Your goal: Print the entries in full, word for word, but not the pictures.

Data to process:

++++++++

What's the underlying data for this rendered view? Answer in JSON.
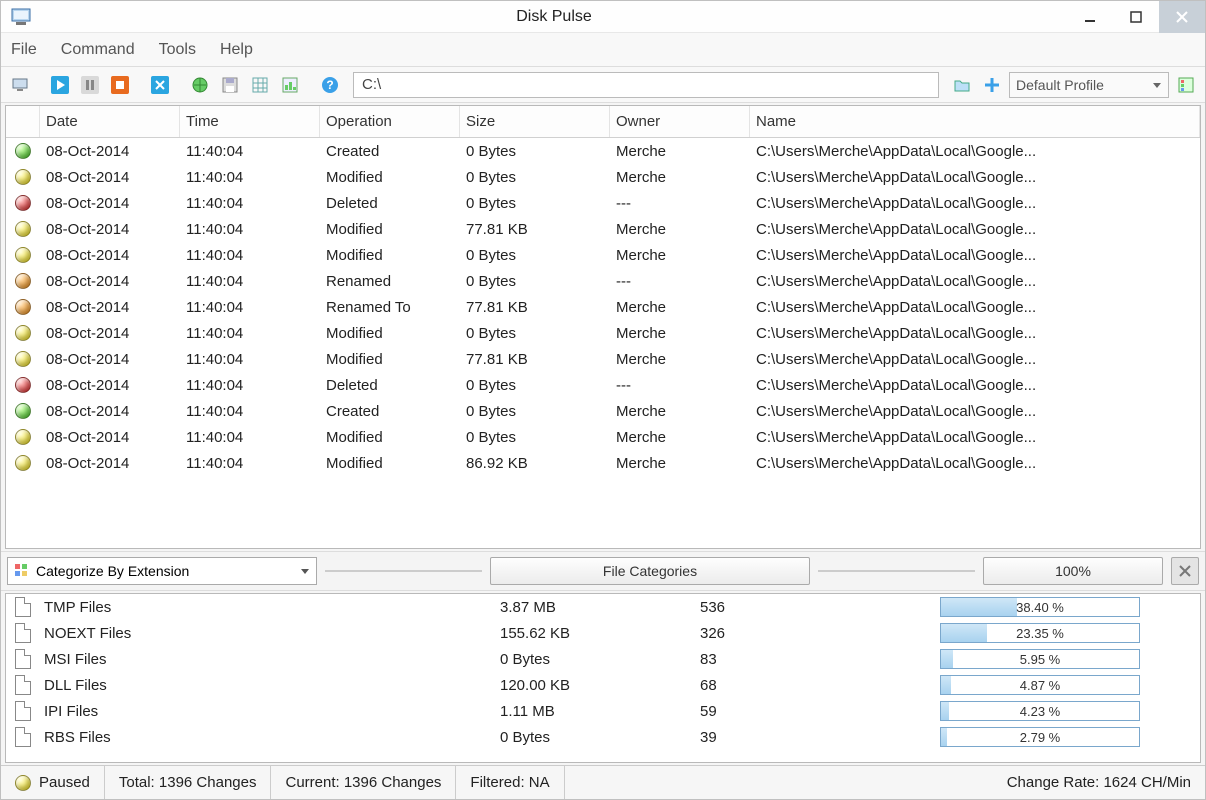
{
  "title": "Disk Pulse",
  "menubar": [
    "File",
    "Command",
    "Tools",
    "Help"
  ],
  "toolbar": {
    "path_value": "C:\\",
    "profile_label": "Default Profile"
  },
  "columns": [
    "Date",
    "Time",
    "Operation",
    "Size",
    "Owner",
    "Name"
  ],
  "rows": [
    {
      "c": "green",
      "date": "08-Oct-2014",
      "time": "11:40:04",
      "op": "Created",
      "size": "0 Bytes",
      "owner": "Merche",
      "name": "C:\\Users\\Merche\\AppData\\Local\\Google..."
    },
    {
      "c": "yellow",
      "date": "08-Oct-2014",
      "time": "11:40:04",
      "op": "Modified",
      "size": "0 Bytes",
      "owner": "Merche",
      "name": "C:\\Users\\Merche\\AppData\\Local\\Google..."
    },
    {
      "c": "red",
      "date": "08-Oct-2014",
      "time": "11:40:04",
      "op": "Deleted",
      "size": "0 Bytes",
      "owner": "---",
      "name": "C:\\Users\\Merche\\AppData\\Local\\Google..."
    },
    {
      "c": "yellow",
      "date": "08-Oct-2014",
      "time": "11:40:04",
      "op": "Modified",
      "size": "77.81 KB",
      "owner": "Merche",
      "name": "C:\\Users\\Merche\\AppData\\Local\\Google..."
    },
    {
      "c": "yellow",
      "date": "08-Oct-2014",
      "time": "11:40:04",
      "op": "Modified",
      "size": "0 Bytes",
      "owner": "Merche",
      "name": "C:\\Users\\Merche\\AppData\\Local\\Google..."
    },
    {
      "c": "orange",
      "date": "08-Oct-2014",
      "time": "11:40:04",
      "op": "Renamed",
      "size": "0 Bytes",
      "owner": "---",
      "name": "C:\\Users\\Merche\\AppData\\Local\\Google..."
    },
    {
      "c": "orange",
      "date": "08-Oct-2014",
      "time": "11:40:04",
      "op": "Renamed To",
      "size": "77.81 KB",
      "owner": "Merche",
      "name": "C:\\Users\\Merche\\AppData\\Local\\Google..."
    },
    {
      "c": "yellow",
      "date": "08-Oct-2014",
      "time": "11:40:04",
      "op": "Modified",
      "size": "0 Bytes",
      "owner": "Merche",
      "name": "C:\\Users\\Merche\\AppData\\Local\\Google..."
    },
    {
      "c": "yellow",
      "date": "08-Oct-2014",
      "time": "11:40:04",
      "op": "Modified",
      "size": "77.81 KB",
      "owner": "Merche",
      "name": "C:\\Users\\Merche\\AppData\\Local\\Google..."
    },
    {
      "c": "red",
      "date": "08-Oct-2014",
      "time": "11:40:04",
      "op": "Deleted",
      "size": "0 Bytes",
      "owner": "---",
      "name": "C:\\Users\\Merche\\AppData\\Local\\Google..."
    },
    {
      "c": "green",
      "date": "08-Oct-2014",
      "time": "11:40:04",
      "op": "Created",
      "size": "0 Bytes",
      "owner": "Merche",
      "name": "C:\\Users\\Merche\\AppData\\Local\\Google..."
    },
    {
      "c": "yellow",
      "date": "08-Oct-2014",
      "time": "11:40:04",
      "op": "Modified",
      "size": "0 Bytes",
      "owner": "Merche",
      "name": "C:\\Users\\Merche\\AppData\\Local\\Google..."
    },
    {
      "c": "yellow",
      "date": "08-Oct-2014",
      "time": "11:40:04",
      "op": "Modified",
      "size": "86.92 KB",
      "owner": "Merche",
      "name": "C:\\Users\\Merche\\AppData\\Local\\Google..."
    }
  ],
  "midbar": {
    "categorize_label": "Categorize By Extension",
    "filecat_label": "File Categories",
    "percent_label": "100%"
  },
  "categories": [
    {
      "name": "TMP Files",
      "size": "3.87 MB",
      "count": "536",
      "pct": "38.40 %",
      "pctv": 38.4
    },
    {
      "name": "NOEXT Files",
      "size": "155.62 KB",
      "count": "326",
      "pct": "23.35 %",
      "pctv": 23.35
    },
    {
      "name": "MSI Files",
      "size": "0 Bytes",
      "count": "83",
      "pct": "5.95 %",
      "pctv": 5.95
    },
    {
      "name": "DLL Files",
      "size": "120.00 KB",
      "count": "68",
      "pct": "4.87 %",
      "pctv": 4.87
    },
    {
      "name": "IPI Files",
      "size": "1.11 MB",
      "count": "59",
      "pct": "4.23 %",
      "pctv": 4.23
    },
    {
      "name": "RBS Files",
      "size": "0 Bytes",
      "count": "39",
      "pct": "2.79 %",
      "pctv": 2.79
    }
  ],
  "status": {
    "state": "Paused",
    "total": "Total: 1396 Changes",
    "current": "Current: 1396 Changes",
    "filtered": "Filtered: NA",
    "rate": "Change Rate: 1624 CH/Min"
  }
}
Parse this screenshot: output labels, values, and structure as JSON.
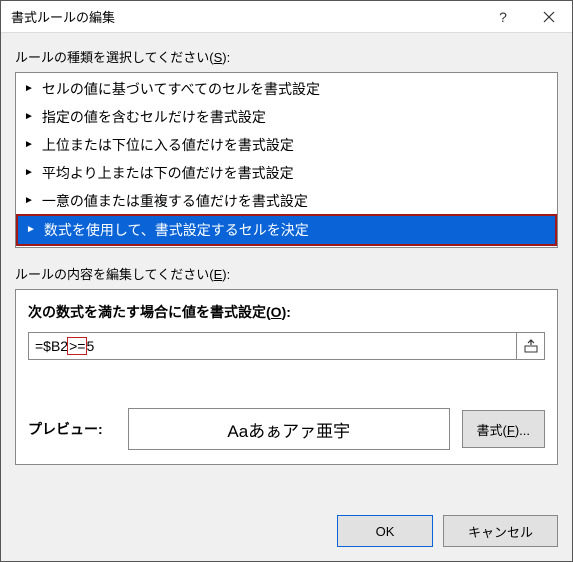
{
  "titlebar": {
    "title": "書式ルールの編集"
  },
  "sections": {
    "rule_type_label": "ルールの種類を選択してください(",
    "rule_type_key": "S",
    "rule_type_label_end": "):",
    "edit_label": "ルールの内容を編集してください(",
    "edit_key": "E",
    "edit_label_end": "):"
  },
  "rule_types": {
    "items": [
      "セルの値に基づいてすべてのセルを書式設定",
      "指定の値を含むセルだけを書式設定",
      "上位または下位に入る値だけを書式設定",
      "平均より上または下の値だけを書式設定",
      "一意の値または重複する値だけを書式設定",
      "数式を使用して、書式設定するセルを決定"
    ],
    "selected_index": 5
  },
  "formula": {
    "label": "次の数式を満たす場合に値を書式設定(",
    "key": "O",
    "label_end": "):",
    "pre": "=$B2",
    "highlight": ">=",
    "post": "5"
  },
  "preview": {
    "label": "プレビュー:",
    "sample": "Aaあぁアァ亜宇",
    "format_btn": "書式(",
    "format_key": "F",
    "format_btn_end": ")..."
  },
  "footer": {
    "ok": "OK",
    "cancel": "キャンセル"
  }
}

++++++++

Answer in full:
What's the underlying data for this rendered view? Answer in JSON.
{
  "title": "Disk Pulse",
  "menubar": [
    "File",
    "Command",
    "Tools",
    "Help"
  ],
  "toolbar": {
    "path_value": "C:\\",
    "profile_label": "Default Profile"
  },
  "columns": [
    "Date",
    "Time",
    "Operation",
    "Size",
    "Owner",
    "Name"
  ],
  "rows": [
    {
      "c": "green",
      "date": "08-Oct-2014",
      "time": "11:40:04",
      "op": "Created",
      "size": "0 Bytes",
      "owner": "Merche",
      "name": "C:\\Users\\Merche\\AppData\\Local\\Google..."
    },
    {
      "c": "yellow",
      "date": "08-Oct-2014",
      "time": "11:40:04",
      "op": "Modified",
      "size": "0 Bytes",
      "owner": "Merche",
      "name": "C:\\Users\\Merche\\AppData\\Local\\Google..."
    },
    {
      "c": "red",
      "date": "08-Oct-2014",
      "time": "11:40:04",
      "op": "Deleted",
      "size": "0 Bytes",
      "owner": "---",
      "name": "C:\\Users\\Merche\\AppData\\Local\\Google..."
    },
    {
      "c": "yellow",
      "date": "08-Oct-2014",
      "time": "11:40:04",
      "op": "Modified",
      "size": "77.81 KB",
      "owner": "Merche",
      "name": "C:\\Users\\Merche\\AppData\\Local\\Google..."
    },
    {
      "c": "yellow",
      "date": "08-Oct-2014",
      "time": "11:40:04",
      "op": "Modified",
      "size": "0 Bytes",
      "owner": "Merche",
      "name": "C:\\Users\\Merche\\AppData\\Local\\Google..."
    },
    {
      "c": "orange",
      "date": "08-Oct-2014",
      "time": "11:40:04",
      "op": "Renamed",
      "size": "0 Bytes",
      "owner": "---",
      "name": "C:\\Users\\Merche\\AppData\\Local\\Google..."
    },
    {
      "c": "orange",
      "date": "08-Oct-2014",
      "time": "11:40:04",
      "op": "Renamed To",
      "size": "77.81 KB",
      "owner": "Merche",
      "name": "C:\\Users\\Merche\\AppData\\Local\\Google..."
    },
    {
      "c": "yellow",
      "date": "08-Oct-2014",
      "time": "11:40:04",
      "op": "Modified",
      "size": "0 Bytes",
      "owner": "Merche",
      "name": "C:\\Users\\Merche\\AppData\\Local\\Google..."
    },
    {
      "c": "yellow",
      "date": "08-Oct-2014",
      "time": "11:40:04",
      "op": "Modified",
      "size": "77.81 KB",
      "owner": "Merche",
      "name": "C:\\Users\\Merche\\AppData\\Local\\Google..."
    },
    {
      "c": "red",
      "date": "08-Oct-2014",
      "time": "11:40:04",
      "op": "Deleted",
      "size": "0 Bytes",
      "owner": "---",
      "name": "C:\\Users\\Merche\\AppData\\Local\\Google..."
    },
    {
      "c": "green",
      "date": "08-Oct-2014",
      "time": "11:40:04",
      "op": "Created",
      "size": "0 Bytes",
      "owner": "Merche",
      "name": "C:\\Users\\Merche\\AppData\\Local\\Google..."
    },
    {
      "c": "yellow",
      "date": "08-Oct-2014",
      "time": "11:40:04",
      "op": "Modified",
      "size": "0 Bytes",
      "owner": "Merche",
      "name": "C:\\Users\\Merche\\AppData\\Local\\Google..."
    },
    {
      "c": "yellow",
      "date": "08-Oct-2014",
      "time": "11:40:04",
      "op": "Modified",
      "size": "86.92 KB",
      "owner": "Merche",
      "name": "C:\\Users\\Merche\\AppData\\Local\\Google..."
    }
  ],
  "midbar": {
    "categorize_label": "Categorize By Extension",
    "filecat_label": "File Categories",
    "percent_label": "100%"
  },
  "categories": [
    {
      "name": "TMP Files",
      "size": "3.87 MB",
      "count": "536",
      "pct": "38.40 %",
      "pctv": 38.4
    },
    {
      "name": "NOEXT Files",
      "size": "155.62 KB",
      "count": "326",
      "pct": "23.35 %",
      "pctv": 23.35
    },
    {
      "name": "MSI Files",
      "size": "0 Bytes",
      "count": "83",
      "pct": "5.95 %",
      "pctv": 5.95
    },
    {
      "name": "DLL Files",
      "size": "120.00 KB",
      "count": "68",
      "pct": "4.87 %",
      "pctv": 4.87
    },
    {
      "name": "IPI Files",
      "size": "1.11 MB",
      "count": "59",
      "pct": "4.23 %",
      "pctv": 4.23
    },
    {
      "name": "RBS Files",
      "size": "0 Bytes",
      "count": "39",
      "pct": "2.79 %",
      "pctv": 2.79
    }
  ],
  "status": {
    "state": "Paused",
    "total": "Total: 1396 Changes",
    "current": "Current: 1396 Changes",
    "filtered": "Filtered: NA",
    "rate": "Change Rate: 1624 CH/Min"
  }
}
Parse this screenshot: output labels, values, and structure as JSON.
{
  "titlebar": {
    "title": "書式ルールの編集"
  },
  "sections": {
    "rule_type_label": "ルールの種類を選択してください(",
    "rule_type_key": "S",
    "rule_type_label_end": "):",
    "edit_label": "ルールの内容を編集してください(",
    "edit_key": "E",
    "edit_label_end": "):"
  },
  "rule_types": {
    "items": [
      "セルの値に基づいてすべてのセルを書式設定",
      "指定の値を含むセルだけを書式設定",
      "上位または下位に入る値だけを書式設定",
      "平均より上または下の値だけを書式設定",
      "一意の値または重複する値だけを書式設定",
      "数式を使用して、書式設定するセルを決定"
    ],
    "selected_index": 5
  },
  "formula": {
    "label": "次の数式を満たす場合に値を書式設定(",
    "key": "O",
    "label_end": "):",
    "pre": "=$B2",
    "highlight": ">=",
    "post": "5"
  },
  "preview": {
    "label": "プレビュー:",
    "sample": "Aaあぁアァ亜宇",
    "format_btn": "書式(",
    "format_key": "F",
    "format_btn_end": ")..."
  },
  "footer": {
    "ok": "OK",
    "cancel": "キャンセル"
  }
}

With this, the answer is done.